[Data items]
----

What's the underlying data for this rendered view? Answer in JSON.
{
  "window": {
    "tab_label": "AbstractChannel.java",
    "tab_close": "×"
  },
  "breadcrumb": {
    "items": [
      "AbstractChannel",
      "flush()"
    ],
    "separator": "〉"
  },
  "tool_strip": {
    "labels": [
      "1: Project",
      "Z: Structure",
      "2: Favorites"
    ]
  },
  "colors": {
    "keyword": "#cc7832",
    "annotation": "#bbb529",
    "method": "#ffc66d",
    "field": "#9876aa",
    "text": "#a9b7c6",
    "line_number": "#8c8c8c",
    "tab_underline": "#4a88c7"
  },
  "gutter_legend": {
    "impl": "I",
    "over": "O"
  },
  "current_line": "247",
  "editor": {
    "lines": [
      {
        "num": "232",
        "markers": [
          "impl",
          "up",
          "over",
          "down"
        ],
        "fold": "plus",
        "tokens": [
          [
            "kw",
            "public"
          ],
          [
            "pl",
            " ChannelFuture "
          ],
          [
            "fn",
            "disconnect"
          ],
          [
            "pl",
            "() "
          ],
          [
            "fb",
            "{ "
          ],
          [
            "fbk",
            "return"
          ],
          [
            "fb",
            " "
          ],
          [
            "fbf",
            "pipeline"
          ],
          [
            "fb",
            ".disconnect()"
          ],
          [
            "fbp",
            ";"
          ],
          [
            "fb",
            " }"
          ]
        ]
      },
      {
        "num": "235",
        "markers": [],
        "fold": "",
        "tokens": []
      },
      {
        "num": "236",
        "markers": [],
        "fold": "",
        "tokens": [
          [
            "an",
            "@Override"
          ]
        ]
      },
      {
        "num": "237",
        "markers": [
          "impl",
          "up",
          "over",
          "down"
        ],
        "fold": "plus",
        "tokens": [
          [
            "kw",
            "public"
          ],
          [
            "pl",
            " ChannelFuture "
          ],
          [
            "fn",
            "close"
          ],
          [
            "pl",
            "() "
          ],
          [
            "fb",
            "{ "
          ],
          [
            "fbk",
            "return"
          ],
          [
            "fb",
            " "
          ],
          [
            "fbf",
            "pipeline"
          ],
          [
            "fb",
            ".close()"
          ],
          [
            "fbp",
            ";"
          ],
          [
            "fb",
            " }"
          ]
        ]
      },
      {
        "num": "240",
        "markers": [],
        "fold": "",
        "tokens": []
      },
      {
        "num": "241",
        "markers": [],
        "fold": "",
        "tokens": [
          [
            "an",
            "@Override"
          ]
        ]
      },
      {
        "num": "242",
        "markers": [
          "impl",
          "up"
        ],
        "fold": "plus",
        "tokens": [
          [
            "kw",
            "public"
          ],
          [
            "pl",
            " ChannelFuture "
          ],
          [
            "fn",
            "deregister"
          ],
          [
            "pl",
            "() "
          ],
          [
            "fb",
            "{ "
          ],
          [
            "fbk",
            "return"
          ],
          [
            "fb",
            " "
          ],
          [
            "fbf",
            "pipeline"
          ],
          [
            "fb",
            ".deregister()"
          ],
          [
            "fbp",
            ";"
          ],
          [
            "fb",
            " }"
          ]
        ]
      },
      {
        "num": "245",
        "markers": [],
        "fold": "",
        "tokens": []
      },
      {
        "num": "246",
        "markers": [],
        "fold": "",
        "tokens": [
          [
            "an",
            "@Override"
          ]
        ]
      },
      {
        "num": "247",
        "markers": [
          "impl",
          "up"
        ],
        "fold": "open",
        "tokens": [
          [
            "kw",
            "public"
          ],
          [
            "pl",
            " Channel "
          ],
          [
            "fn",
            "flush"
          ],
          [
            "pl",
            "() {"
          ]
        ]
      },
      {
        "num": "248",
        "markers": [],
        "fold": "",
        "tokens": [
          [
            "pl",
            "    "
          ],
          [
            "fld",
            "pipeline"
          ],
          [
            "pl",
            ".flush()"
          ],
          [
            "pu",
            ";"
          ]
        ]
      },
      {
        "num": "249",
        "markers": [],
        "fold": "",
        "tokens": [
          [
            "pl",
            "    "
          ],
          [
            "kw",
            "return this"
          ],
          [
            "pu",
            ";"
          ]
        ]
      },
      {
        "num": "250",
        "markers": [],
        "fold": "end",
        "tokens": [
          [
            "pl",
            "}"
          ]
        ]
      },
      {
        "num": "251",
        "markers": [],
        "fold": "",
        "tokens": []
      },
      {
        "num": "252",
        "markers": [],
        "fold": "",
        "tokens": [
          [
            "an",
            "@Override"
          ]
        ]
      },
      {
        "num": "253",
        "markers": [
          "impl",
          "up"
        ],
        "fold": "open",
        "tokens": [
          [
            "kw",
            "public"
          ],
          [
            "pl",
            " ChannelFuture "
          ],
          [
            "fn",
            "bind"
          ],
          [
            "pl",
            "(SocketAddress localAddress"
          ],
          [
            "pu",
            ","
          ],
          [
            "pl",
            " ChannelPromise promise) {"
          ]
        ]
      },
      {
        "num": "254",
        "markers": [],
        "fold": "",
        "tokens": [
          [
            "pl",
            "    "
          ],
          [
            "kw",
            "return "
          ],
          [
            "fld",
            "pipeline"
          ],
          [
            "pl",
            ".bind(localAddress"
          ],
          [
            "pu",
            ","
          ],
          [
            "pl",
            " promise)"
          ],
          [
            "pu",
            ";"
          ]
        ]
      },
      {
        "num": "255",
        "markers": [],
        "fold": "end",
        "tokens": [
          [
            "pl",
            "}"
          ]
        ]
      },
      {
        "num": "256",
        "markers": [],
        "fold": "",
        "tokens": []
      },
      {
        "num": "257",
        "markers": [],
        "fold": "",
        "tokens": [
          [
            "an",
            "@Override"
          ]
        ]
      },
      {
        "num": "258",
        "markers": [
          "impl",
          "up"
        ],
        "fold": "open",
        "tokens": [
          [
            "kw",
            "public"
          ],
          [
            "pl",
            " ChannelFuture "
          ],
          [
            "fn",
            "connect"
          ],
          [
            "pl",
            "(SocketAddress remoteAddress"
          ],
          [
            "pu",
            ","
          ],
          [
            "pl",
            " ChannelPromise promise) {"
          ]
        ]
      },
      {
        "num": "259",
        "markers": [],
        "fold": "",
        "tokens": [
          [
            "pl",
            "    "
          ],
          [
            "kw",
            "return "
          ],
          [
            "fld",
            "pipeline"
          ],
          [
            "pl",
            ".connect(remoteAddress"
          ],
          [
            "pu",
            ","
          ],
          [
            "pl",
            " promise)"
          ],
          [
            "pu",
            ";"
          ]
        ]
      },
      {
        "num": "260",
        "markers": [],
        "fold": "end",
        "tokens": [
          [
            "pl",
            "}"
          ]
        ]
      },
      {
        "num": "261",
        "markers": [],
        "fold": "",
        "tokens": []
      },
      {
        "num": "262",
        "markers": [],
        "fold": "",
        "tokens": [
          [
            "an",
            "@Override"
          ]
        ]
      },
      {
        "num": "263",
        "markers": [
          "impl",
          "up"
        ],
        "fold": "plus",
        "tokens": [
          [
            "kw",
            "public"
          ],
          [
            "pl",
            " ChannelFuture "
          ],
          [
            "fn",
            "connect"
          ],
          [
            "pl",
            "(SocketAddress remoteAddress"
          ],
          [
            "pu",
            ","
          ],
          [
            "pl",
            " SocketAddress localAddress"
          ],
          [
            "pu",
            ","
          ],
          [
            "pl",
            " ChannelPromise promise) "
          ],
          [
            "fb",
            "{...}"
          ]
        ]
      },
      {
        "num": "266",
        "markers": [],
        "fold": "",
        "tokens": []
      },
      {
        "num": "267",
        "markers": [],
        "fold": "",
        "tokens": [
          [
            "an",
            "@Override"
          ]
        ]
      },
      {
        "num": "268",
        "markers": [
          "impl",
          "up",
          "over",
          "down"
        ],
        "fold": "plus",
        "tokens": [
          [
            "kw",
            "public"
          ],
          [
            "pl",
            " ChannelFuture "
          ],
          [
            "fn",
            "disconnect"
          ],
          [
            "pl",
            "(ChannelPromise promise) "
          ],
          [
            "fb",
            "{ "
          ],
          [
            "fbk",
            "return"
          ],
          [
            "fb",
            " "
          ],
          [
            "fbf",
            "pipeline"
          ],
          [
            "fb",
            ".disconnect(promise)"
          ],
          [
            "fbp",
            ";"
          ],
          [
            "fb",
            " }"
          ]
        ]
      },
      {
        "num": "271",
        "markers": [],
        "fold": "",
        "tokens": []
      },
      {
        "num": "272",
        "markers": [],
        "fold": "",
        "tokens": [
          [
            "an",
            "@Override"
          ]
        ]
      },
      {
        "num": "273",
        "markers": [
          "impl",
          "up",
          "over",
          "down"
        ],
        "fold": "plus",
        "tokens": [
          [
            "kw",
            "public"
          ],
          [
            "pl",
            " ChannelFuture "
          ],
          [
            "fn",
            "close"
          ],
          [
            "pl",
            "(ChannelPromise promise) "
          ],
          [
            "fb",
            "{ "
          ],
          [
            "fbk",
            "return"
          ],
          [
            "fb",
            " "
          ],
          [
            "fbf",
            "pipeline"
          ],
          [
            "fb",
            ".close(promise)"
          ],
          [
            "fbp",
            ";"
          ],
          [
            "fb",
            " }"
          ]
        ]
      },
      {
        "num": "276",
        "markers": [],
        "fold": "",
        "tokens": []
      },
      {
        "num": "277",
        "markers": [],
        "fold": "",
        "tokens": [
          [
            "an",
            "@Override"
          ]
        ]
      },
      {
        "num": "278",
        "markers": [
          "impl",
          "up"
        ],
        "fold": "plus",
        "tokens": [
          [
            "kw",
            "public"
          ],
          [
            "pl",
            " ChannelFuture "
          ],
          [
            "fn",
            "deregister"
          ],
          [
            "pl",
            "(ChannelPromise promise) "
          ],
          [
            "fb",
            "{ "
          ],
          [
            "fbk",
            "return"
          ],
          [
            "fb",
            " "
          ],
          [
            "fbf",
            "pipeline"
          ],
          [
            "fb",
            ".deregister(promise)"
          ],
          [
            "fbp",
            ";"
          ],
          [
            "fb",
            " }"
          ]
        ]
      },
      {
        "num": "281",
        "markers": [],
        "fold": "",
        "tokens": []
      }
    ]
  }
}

----

— What you have to do —
The lines to collect are those holding the string "deregister"; copy them all.

— Answer below —
            "deregister"
            ".deregister()"
            "deregister"
            ".deregister(promise)"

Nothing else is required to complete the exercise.